Collected data entries:
** Start **
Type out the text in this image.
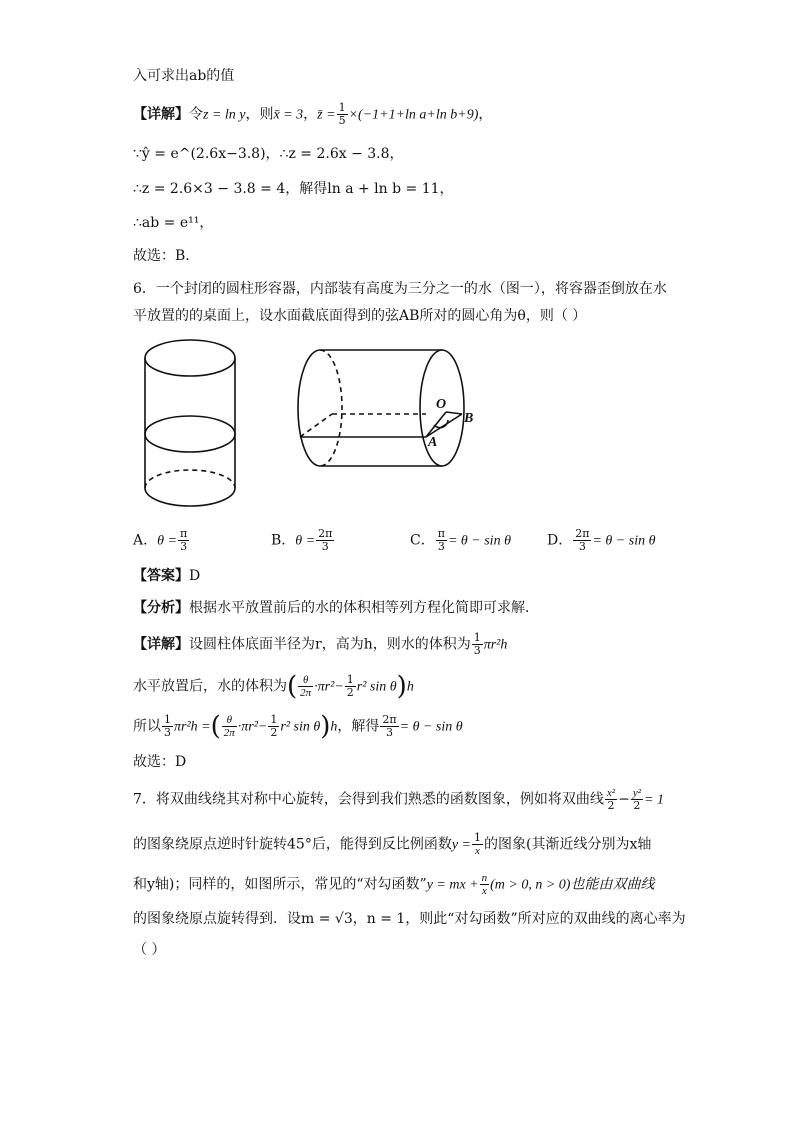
入可求出ab的值
【详解】令z = ln y，则x̄ = 3，z̄ = $\frac{1}{5} \times(-1+1+\ln$ a+ln b+9)，
∵ŷ = e^(2.6x−3.8)，∴z = 2.6x − 3.8，
∴z = 2.6×3 − 3.8 = 4，解得ln a + ln b = 11，
∴ab = e¹¹，
故选：B.
6．一个封闭的圆柱形容器，内部装有高度为三分之一的水（图一），将容器歪倒放在水
平放置的的桌面上，设水面截底面得到的弦AB所对的圆心角为θ，则（ ）
O
B
A
A．$\theta = \frac{\pi}{3}$	B．$\theta = \frac{2\pi}{3}$	C． $\frac{\pi}{3} = \theta - \sin \theta$	D． $\frac{2\pi}{3} = \theta - \sin \theta$
【答案】D
【分析】根据水平放置前后的水的体积相等列方程化简即可求解．
【详解】设圆柱体底面半径为r，高为h，则水的体积为 $\frac{1}{3} \pi r^2h$
水平放置后，水的体积为( $\frac{\theta}{2\pi} \cdot\pi r^2- \frac{1}{2} r^2$ sin θ)h
所以 $\frac{1}{3} \pi r^2h$ =( $\frac{\theta}{2\pi} \cdot\pi r^2- \frac{1}{2} r^2$ sin θ)h，解得 $\frac{2\pi}{3} = \theta - \sin \theta$
故选：D
7．将双曲线绕其对称中心旋转，会得到我们熟悉的函数图象，例如将双曲线 $\frac{\text{x²}}{2} - \frac{\text{y²}}{2} = 1$
的图象绕原点逆时针旋转45°后，能得到反比例函数$y = \frac{1}{x}$ 的图象(其渐近线分别为x轴
和y轴)；同样的，如图所示，常见的“对勾函数”y = mx + $\frac{n}{x} (m > 0$, n > 0)也能由双曲线
的图象绕原点旋转得到．设m = √3，n = 1，则此“对勾函数”所对应的双曲线的离心率为
（ ）
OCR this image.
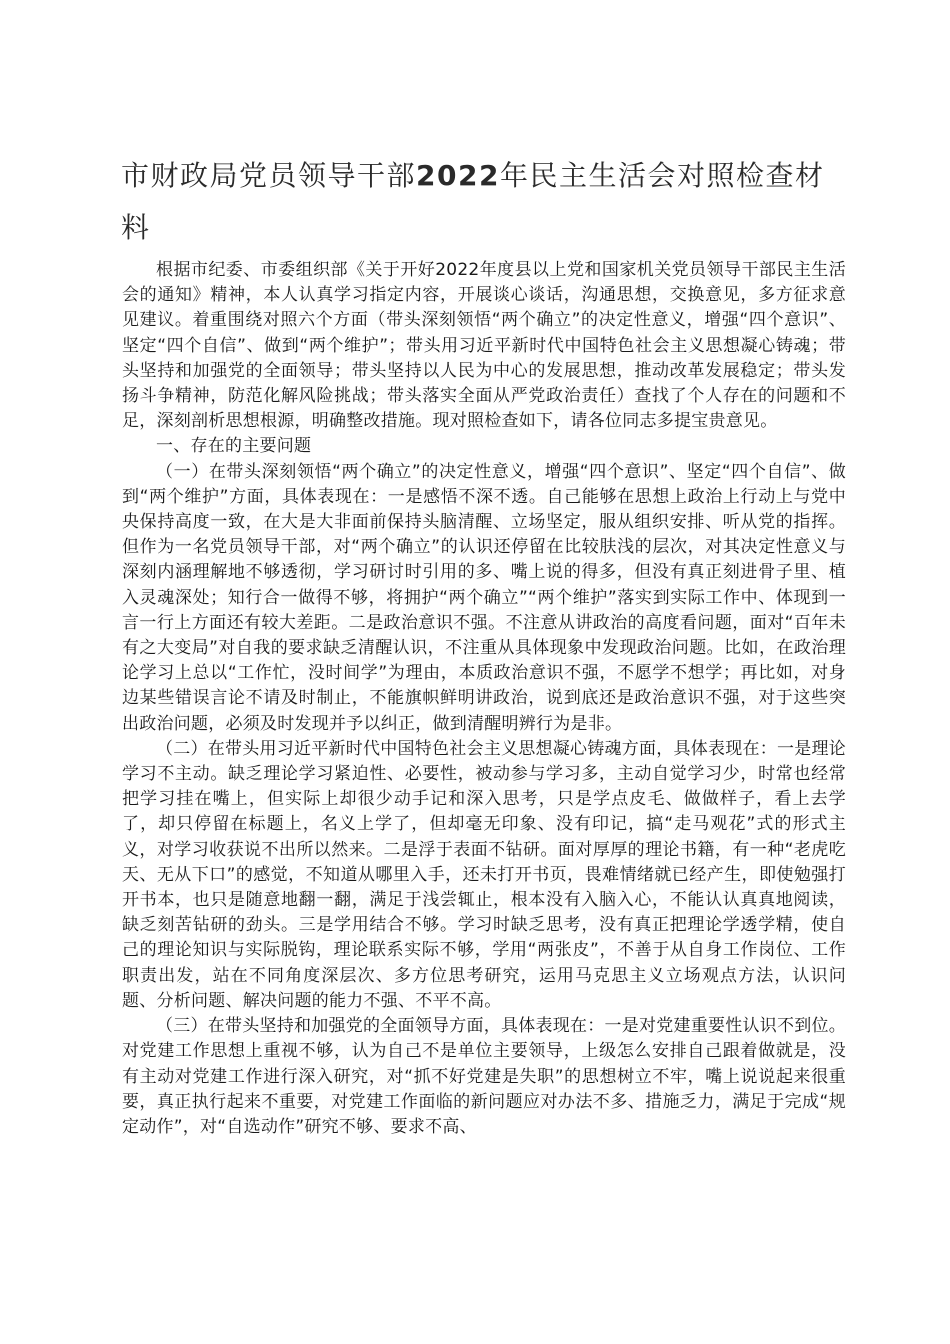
市财政局党员领导干部2022年民主生活会对照检查材料

根据市纪委、市委组织部《关于开好2022年度县以上党和国家机关党员领导干部民主生活会的通知》精神，本人认真学习指定内容，开展谈心谈话，沟通思想，交换意见，多方征求意见建议。着重围绕对照六个方面（带头深刻领悟“两个确立”的决定性意义，增强“四个意识”、坚定“四个自信”、做到“两个维护”；带头用习近平新时代中国特色社会主义思想凝心铸魂；带头坚持和加强党的全面领导；带头坚持以人民为中心的发展思想，推动改革发展稳定；带头发扬斗争精神，防范化解风险挑战；带头落实全面从严党政治责任）查找了个人存在的问题和不足，深刻剖析思想根源，明确整改措施。现对照检查如下，请各位同志多提宝贵意见。

一、存在的主要问题

（一）在带头深刻领悟“两个确立”的决定性意义，增强“四个意识”、坚定“四个自信”、做到“两个维护”方面，具体表现在：一是感悟不深不透。自己能够在思想上政治上行动上与党中央保持高度一致，在大是大非面前保持头脑清醒、立场坚定，服从组织安排、听从党的指挥。但作为一名党员领导干部，对“两个确立”的认识还停留在比较肤浅的层次，对其决定性意义与深刻内涵理解地不够透彻，学习研讨时引用的多、嘴上说的得多，但没有真正刻进骨子里、植入灵魂深处；知行合一做得不够，将拥护“两个确立”“两个维护”落实到实际工作中、体现到一言一行上方面还有较大差距。二是政治意识不强。不注意从讲政治的高度看问题，面对“百年未有之大变局”对自我的要求缺乏清醒认识，不注重从具体现象中发现政治问题。比如，在政治理论学习上总以“工作忙，没时间学”为理由，本质政治意识不强，不愿学不想学；再比如，对身边某些错误言论不请及时制止，不能旗帜鲜明讲政治，说到底还是政治意识不强，对于这些突出政治问题，必须及时发现并予以纠正，做到清醒明辨行为是非。

（二）在带头用习近平新时代中国特色社会主义思想凝心铸魂方面，具体表现在：一是理论学习不主动。缺乏理论学习紧迫性、必要性，被动参与学习多，主动自觉学习少，时常也经常把学习挂在嘴上，但实际上却很少动手记和深入思考，只是学点皮毛、做做样子，看上去学了，却只停留在标题上，名义上学了，但却毫无印象、没有印记，搞“走马观花”式的形式主义，对学习收获说不出所以然来。二是浮于表面不钻研。面对厚厚的理论书籍，有一种“老虎吃天、无从下口”的感觉，不知道从哪里入手，还未打开书页，畏难情绪就已经产生，即使勉强打开书本，也只是随意地翻一翻，满足于浅尝辄止，根本没有入脑入心，不能认认真真地阅读，缺乏刻苦钻研的劲头。三是学用结合不够。学习时缺乏思考，没有真正把理论学透学精，使自己的理论知识与实际脱钩，理论联系实际不够，学用“两张皮”，不善于从自身工作岗位、工作职责出发，站在不同角度深层次、多方位思考研究，运用马克思主义立场观点方法，认识问题、分析问题、解决问题的能力不强、不平不高。

（三）在带头坚持和加强党的全面领导方面，具体表现在：一是对党建重要性认识不到位。对党建工作思想上重视不够，认为自己不是单位主要领导，上级怎么安排自己跟着做就是，没有主动对党建工作进行深入研究，对“抓不好党建是失职”的思想树立不牢，嘴上说说起来很重要，真正执行起来不重要，对党建工作面临的新问题应对办法不多、措施乏力，满足于完成“规定动作”，对“自选动作”研究不够、要求不高、
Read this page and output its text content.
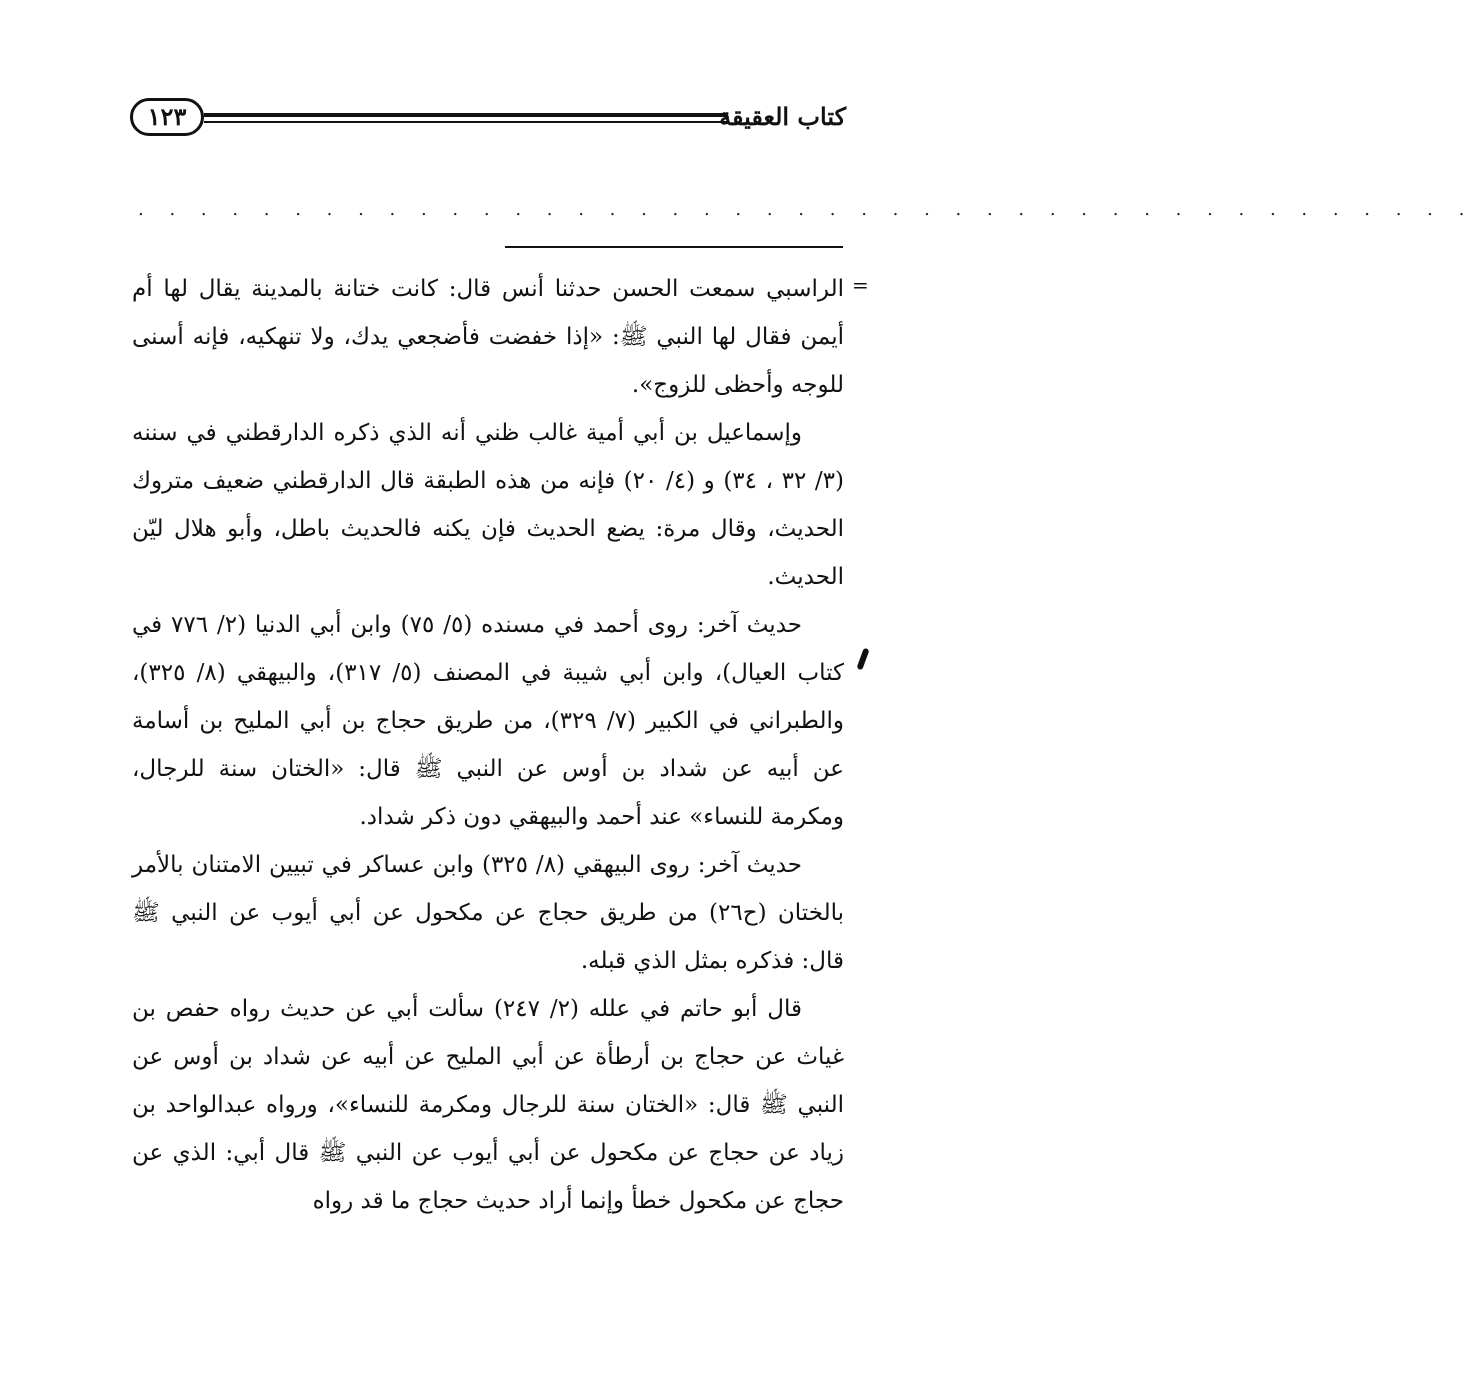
١٢٣	كتاب العقيقة
. . . . . . . . . . . . . . . . . . . . . . . . . . . . . . . . . . . . . . . . . . .
=

الراسبي سمعت الحسن حدثنا أنس قال: كانت ختانة بالمدينة يقال لها أم أيمن فقال لها النبي ﷺ: «إذا خفضت فأضجعي يدك، ولا تنهكيه، فإنه أسنى للوجه وأحظى للزوج».

وإسماعيل بن أبي أمية غالب ظني أنه الذي ذكره الدارقطني في سننه (٣/ ٣٢ ، ٣٤) و (٤/ ٢٠) فإنه من هذه الطبقة قال الدارقطني ضعيف متروك الحديث، وقال مرة: يضع الحديث فإن يكنه فالحديث باطل، وأبو هلال ليّن الحديث.

حديث آخر: روى أحمد في مسنده (٥/ ٧٥) وابن أبي الدنيا (٢/ ٧٧٦ في كتاب العيال)، وابن أبي شيبة في المصنف (٥/ ٣١٧)، والبيهقي (٨/ ٣٢٥)، والطبراني في الكبير (٧/ ٣٢٩)، من طريق حجاج بن أبي المليح بن أسامة عن أبيه عن شداد بن أوس عن النبي ﷺ قال: «الختان سنة للرجال، ومكرمة للنساء» عند أحمد والبيهقي دون ذكر شداد.

حديث آخر: روى البيهقي (٨/ ٣٢٥) وابن عساكر في تبيين الامتنان بالأمر بالختان (ح٢٦) من طريق حجاج عن مكحول عن أبي أيوب عن النبي ﷺ قال: فذكره بمثل الذي قبله.

قال أبو حاتم في علله (٢/ ٢٤٧) سألت أبي عن حديث رواه حفص بن غياث عن حجاج بن أرطأة عن أبي المليح عن أبيه عن شداد بن أوس عن النبي ﷺ قال: «الختان سنة للرجال ومكرمة للنساء»، ورواه عبدالواحد بن زياد عن حجاج عن مكحول عن أبي أيوب عن النبي ﷺ قال أبي: الذي عن حجاج عن مكحول خطأ وإنما أراد حديث حجاج ما قد رواه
** End **
▸ **GIVEN TASK**: Identify the lines of the entries containing the string "شداد". Copy each such line.

▸ **FINAL ANSWER**:
حديث آخر: روى أحمد في مسنده (٥/ ٧٥) وابن أبي الدنيا (٢/ ٧٧٦ في كتاب العيال)، وابن أبي شيبة في المصنف (٥/ ٣١٧)، والبيهقي (٨/ ٣٢٥)، والطبراني في الكبير (٧/ ٣٢٩)، من طريق حجاج بن أبي المليح بن أسامة عن أبيه عن شداد بن أوس عن النبي ﷺ قال: «الختان سنة للرجال، ومكرمة للنساء» عند أحمد والبيهقي دون ذكر شداد.
قال أبو حاتم في علله (٢/ ٢٤٧) سألت أبي عن حديث رواه حفص بن غياث عن حجاج بن أرطأة عن أبي المليح عن أبيه عن شداد بن أوس عن النبي ﷺ قال: «الختان سنة للرجال ومكرمة للنساء»، ورواه عبدالواحد بن زياد عن حجاج عن مكحول عن أبي أيوب عن النبي ﷺ قال أبي: الذي عن حجاج عن مكحول خطأ وإنما أراد حديث حجاج ما قد رواه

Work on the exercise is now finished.